---------- Given data ----------
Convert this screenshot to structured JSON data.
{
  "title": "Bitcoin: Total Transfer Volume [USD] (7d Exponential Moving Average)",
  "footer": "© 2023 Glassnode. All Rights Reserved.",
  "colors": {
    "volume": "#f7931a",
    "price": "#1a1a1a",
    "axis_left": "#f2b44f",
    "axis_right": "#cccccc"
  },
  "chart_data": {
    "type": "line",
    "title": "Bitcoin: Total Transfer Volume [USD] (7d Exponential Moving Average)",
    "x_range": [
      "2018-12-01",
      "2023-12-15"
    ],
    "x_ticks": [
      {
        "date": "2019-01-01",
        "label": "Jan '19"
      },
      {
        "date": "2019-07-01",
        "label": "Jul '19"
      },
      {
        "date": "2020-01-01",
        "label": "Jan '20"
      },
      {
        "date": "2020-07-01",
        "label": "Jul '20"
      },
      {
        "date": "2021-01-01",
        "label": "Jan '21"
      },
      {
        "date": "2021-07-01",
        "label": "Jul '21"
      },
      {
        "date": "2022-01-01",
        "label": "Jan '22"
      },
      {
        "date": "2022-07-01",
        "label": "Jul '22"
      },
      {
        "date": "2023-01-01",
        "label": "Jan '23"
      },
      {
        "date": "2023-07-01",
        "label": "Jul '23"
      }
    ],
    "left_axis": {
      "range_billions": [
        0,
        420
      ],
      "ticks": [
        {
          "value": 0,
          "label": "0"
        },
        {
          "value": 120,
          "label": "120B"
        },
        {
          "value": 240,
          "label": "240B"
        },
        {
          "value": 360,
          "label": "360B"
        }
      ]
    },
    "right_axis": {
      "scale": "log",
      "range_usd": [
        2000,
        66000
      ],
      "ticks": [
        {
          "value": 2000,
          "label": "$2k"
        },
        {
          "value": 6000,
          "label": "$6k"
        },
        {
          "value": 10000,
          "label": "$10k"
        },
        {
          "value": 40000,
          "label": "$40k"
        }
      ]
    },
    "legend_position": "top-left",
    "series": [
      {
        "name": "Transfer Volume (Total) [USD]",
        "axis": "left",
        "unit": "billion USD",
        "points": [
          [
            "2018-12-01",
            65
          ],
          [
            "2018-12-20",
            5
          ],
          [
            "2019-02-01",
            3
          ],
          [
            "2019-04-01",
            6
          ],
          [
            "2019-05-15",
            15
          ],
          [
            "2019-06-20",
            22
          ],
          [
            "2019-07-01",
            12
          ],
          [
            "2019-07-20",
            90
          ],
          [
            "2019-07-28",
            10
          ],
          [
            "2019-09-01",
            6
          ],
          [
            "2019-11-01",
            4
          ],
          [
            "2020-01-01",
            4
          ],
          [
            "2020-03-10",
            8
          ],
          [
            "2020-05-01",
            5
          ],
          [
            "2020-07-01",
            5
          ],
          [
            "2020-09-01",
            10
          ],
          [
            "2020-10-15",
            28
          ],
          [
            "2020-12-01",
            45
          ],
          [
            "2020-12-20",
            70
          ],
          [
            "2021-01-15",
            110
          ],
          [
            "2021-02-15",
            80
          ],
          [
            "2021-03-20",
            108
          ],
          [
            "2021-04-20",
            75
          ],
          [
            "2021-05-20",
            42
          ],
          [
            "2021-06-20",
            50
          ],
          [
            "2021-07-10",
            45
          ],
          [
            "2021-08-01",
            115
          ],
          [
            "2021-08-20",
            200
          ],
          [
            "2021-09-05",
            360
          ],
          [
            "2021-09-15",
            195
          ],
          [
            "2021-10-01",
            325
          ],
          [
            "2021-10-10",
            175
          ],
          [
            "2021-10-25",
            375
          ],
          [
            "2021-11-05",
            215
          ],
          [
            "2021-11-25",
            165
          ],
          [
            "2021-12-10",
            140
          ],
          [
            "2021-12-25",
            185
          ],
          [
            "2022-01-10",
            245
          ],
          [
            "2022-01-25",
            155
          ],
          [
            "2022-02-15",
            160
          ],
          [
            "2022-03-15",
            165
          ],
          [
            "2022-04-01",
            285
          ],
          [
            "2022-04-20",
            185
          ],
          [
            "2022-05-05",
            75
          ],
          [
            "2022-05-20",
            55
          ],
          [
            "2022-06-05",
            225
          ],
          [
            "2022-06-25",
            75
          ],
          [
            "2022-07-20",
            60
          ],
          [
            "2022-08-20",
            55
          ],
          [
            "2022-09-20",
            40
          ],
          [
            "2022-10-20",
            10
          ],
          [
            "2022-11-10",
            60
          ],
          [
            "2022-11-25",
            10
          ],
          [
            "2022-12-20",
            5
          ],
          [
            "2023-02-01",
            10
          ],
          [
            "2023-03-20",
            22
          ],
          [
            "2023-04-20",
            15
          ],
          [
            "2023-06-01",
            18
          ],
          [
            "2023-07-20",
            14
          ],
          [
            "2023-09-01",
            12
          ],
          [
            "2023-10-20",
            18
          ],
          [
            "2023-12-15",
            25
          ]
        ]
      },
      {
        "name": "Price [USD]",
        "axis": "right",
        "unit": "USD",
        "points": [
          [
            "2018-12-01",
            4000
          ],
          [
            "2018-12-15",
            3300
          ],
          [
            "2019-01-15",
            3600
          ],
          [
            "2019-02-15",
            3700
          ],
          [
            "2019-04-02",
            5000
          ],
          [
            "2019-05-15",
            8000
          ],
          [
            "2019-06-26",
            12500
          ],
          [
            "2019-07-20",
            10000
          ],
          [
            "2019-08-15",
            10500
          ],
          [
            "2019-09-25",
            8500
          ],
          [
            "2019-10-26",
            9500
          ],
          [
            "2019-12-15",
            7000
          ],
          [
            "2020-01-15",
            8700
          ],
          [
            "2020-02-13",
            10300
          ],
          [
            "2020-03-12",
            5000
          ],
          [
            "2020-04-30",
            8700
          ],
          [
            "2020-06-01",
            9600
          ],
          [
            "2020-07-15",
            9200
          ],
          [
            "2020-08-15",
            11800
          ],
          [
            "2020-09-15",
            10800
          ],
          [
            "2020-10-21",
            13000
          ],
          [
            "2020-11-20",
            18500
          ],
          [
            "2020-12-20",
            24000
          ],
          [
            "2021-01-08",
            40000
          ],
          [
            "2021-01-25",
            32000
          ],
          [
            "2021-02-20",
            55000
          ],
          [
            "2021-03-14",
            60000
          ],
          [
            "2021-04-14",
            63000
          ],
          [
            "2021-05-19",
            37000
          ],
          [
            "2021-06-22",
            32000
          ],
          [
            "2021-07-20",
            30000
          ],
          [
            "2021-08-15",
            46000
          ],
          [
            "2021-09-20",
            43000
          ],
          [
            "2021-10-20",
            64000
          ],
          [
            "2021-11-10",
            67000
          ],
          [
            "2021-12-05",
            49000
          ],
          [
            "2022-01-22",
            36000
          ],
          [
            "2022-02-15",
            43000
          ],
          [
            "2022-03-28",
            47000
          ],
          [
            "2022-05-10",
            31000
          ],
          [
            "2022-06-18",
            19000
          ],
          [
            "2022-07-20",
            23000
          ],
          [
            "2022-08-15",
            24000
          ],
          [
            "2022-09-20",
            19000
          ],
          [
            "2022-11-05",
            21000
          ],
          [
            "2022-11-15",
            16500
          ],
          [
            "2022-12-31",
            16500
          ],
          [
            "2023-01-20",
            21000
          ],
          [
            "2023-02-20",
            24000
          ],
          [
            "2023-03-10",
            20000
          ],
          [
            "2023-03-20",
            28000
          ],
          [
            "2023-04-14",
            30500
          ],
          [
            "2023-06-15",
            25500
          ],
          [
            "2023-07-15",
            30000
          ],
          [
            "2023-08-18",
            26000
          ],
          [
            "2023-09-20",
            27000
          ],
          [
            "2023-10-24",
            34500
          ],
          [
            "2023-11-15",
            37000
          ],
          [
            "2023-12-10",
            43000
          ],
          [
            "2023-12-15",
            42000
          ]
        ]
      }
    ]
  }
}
----------
Produce an exact copy of all the records.

Convert this screenshot to structured JSON data.
{
  "title": "Bitcoin: Total Transfer Volume [USD] (7d Exponential Moving Average)",
  "footer": "© 2023 Glassnode. All Rights Reserved.",
  "colors": {
    "volume": "#f7931a",
    "price": "#1a1a1a",
    "axis_left": "#f2b44f",
    "axis_right": "#cccccc"
  },
  "chart_data": {
    "type": "line",
    "title": "Bitcoin: Total Transfer Volume [USD] (7d Exponential Moving Average)",
    "x_range": [
      "2018-12-01",
      "2023-12-15"
    ],
    "x_ticks": [
      {
        "date": "2019-01-01",
        "label": "Jan '19"
      },
      {
        "date": "2019-07-01",
        "label": "Jul '19"
      },
      {
        "date": "2020-01-01",
        "label": "Jan '20"
      },
      {
        "date": "2020-07-01",
        "label": "Jul '20"
      },
      {
        "date": "2021-01-01",
        "label": "Jan '21"
      },
      {
        "date": "2021-07-01",
        "label": "Jul '21"
      },
      {
        "date": "2022-01-01",
        "label": "Jan '22"
      },
      {
        "date": "2022-07-01",
        "label": "Jul '22"
      },
      {
        "date": "2023-01-01",
        "label": "Jan '23"
      },
      {
        "date": "2023-07-01",
        "label": "Jul '23"
      }
    ],
    "left_axis": {
      "range_billions": [
        0,
        420
      ],
      "ticks": [
        {
          "value": 0,
          "label": "0"
        },
        {
          "value": 120,
          "label": "120B"
        },
        {
          "value": 240,
          "label": "240B"
        },
        {
          "value": 360,
          "label": "360B"
        }
      ]
    },
    "right_axis": {
      "scale": "log",
      "range_usd": [
        2000,
        66000
      ],
      "ticks": [
        {
          "value": 2000,
          "label": "$2k"
        },
        {
          "value": 6000,
          "label": "$6k"
        },
        {
          "value": 10000,
          "label": "$10k"
        },
        {
          "value": 40000,
          "label": "$40k"
        }
      ]
    },
    "legend_position": "top-left",
    "series": [
      {
        "name": "Transfer Volume (Total) [USD]",
        "axis": "left",
        "unit": "billion USD",
        "points": [
          [
            "2018-12-01",
            65
          ],
          [
            "2018-12-20",
            5
          ],
          [
            "2019-02-01",
            3
          ],
          [
            "2019-04-01",
            6
          ],
          [
            "2019-05-15",
            15
          ],
          [
            "2019-06-20",
            22
          ],
          [
            "2019-07-01",
            12
          ],
          [
            "2019-07-20",
            90
          ],
          [
            "2019-07-28",
            10
          ],
          [
            "2019-09-01",
            6
          ],
          [
            "2019-11-01",
            4
          ],
          [
            "2020-01-01",
            4
          ],
          [
            "2020-03-10",
            8
          ],
          [
            "2020-05-01",
            5
          ],
          [
            "2020-07-01",
            5
          ],
          [
            "2020-09-01",
            10
          ],
          [
            "2020-10-15",
            28
          ],
          [
            "2020-12-01",
            45
          ],
          [
            "2020-12-20",
            70
          ],
          [
            "2021-01-15",
            110
          ],
          [
            "2021-02-15",
            80
          ],
          [
            "2021-03-20",
            108
          ],
          [
            "2021-04-20",
            75
          ],
          [
            "2021-05-20",
            42
          ],
          [
            "2021-06-20",
            50
          ],
          [
            "2021-07-10",
            45
          ],
          [
            "2021-08-01",
            115
          ],
          [
            "2021-08-20",
            200
          ],
          [
            "2021-09-05",
            360
          ],
          [
            "2021-09-15",
            195
          ],
          [
            "2021-10-01",
            325
          ],
          [
            "2021-10-10",
            175
          ],
          [
            "2021-10-25",
            375
          ],
          [
            "2021-11-05",
            215
          ],
          [
            "2021-11-25",
            165
          ],
          [
            "2021-12-10",
            140
          ],
          [
            "2021-12-25",
            185
          ],
          [
            "2022-01-10",
            245
          ],
          [
            "2022-01-25",
            155
          ],
          [
            "2022-02-15",
            160
          ],
          [
            "2022-03-15",
            165
          ],
          [
            "2022-04-01",
            285
          ],
          [
            "2022-04-20",
            185
          ],
          [
            "2022-05-05",
            75
          ],
          [
            "2022-05-20",
            55
          ],
          [
            "2022-06-05",
            225
          ],
          [
            "2022-06-25",
            75
          ],
          [
            "2022-07-20",
            60
          ],
          [
            "2022-08-20",
            55
          ],
          [
            "2022-09-20",
            40
          ],
          [
            "2022-10-20",
            10
          ],
          [
            "2022-11-10",
            60
          ],
          [
            "2022-11-25",
            10
          ],
          [
            "2022-12-20",
            5
          ],
          [
            "2023-02-01",
            10
          ],
          [
            "2023-03-20",
            22
          ],
          [
            "2023-04-20",
            15
          ],
          [
            "2023-06-01",
            18
          ],
          [
            "2023-07-20",
            14
          ],
          [
            "2023-09-01",
            12
          ],
          [
            "2023-10-20",
            18
          ],
          [
            "2023-12-15",
            25
          ]
        ]
      },
      {
        "name": "Price [USD]",
        "axis": "right",
        "unit": "USD",
        "points": [
          [
            "2018-12-01",
            4000
          ],
          [
            "2018-12-15",
            3300
          ],
          [
            "2019-01-15",
            3600
          ],
          [
            "2019-02-15",
            3700
          ],
          [
            "2019-04-02",
            5000
          ],
          [
            "2019-05-15",
            8000
          ],
          [
            "2019-06-26",
            12500
          ],
          [
            "2019-07-20",
            10000
          ],
          [
            "2019-08-15",
            10500
          ],
          [
            "2019-09-25",
            8500
          ],
          [
            "2019-10-26",
            9500
          ],
          [
            "2019-12-15",
            7000
          ],
          [
            "2020-01-15",
            8700
          ],
          [
            "2020-02-13",
            10300
          ],
          [
            "2020-03-12",
            5000
          ],
          [
            "2020-04-30",
            8700
          ],
          [
            "2020-06-01",
            9600
          ],
          [
            "2020-07-15",
            9200
          ],
          [
            "2020-08-15",
            11800
          ],
          [
            "2020-09-15",
            10800
          ],
          [
            "2020-10-21",
            13000
          ],
          [
            "2020-11-20",
            18500
          ],
          [
            "2020-12-20",
            24000
          ],
          [
            "2021-01-08",
            40000
          ],
          [
            "2021-01-25",
            32000
          ],
          [
            "2021-02-20",
            55000
          ],
          [
            "2021-03-14",
            60000
          ],
          [
            "2021-04-14",
            63000
          ],
          [
            "2021-05-19",
            37000
          ],
          [
            "2021-06-22",
            32000
          ],
          [
            "2021-07-20",
            30000
          ],
          [
            "2021-08-15",
            46000
          ],
          [
            "2021-09-20",
            43000
          ],
          [
            "2021-10-20",
            64000
          ],
          [
            "2021-11-10",
            67000
          ],
          [
            "2021-12-05",
            49000
          ],
          [
            "2022-01-22",
            36000
          ],
          [
            "2022-02-15",
            43000
          ],
          [
            "2022-03-28",
            47000
          ],
          [
            "2022-05-10",
            31000
          ],
          [
            "2022-06-18",
            19000
          ],
          [
            "2022-07-20",
            23000
          ],
          [
            "2022-08-15",
            24000
          ],
          [
            "2022-09-20",
            19000
          ],
          [
            "2022-11-05",
            21000
          ],
          [
            "2022-11-15",
            16500
          ],
          [
            "2022-12-31",
            16500
          ],
          [
            "2023-01-20",
            21000
          ],
          [
            "2023-02-20",
            24000
          ],
          [
            "2023-03-10",
            20000
          ],
          [
            "2023-03-20",
            28000
          ],
          [
            "2023-04-14",
            30500
          ],
          [
            "2023-06-15",
            25500
          ],
          [
            "2023-07-15",
            30000
          ],
          [
            "2023-08-18",
            26000
          ],
          [
            "2023-09-20",
            27000
          ],
          [
            "2023-10-24",
            34500
          ],
          [
            "2023-11-15",
            37000
          ],
          [
            "2023-12-10",
            43000
          ],
          [
            "2023-12-15",
            42000
          ]
        ]
      }
    ]
  }
}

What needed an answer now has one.